◆ What you have to do ◆
Reproduce all entries word for word.

--------

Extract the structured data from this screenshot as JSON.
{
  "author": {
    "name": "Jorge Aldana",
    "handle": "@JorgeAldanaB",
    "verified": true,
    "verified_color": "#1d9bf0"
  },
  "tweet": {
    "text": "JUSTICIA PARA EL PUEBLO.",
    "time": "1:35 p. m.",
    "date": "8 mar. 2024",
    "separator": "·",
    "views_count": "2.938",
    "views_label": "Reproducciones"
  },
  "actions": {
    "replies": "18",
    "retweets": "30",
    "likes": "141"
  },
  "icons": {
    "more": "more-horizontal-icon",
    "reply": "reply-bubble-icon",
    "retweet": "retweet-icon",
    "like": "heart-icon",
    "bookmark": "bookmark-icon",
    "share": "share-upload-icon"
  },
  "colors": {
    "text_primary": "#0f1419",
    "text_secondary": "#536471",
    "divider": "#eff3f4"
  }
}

--------

◆ Answer to the problem ◆
Extract the structured data from this screenshot as JSON.
{
  "author": {
    "name": "Jorge Aldana",
    "handle": "@JorgeAldanaB",
    "verified": true,
    "verified_color": "#1d9bf0"
  },
  "tweet": {
    "text": "JUSTICIA PARA EL PUEBLO.",
    "time": "1:35 p. m.",
    "date": "8 mar. 2024",
    "separator": "·",
    "views_count": "2.938",
    "views_label": "Reproducciones"
  },
  "actions": {
    "replies": "18",
    "retweets": "30",
    "likes": "141"
  },
  "icons": {
    "more": "more-horizontal-icon",
    "reply": "reply-bubble-icon",
    "retweet": "retweet-icon",
    "like": "heart-icon",
    "bookmark": "bookmark-icon",
    "share": "share-upload-icon"
  },
  "colors": {
    "text_primary": "#0f1419",
    "text_secondary": "#536471",
    "divider": "#eff3f4"
  }
}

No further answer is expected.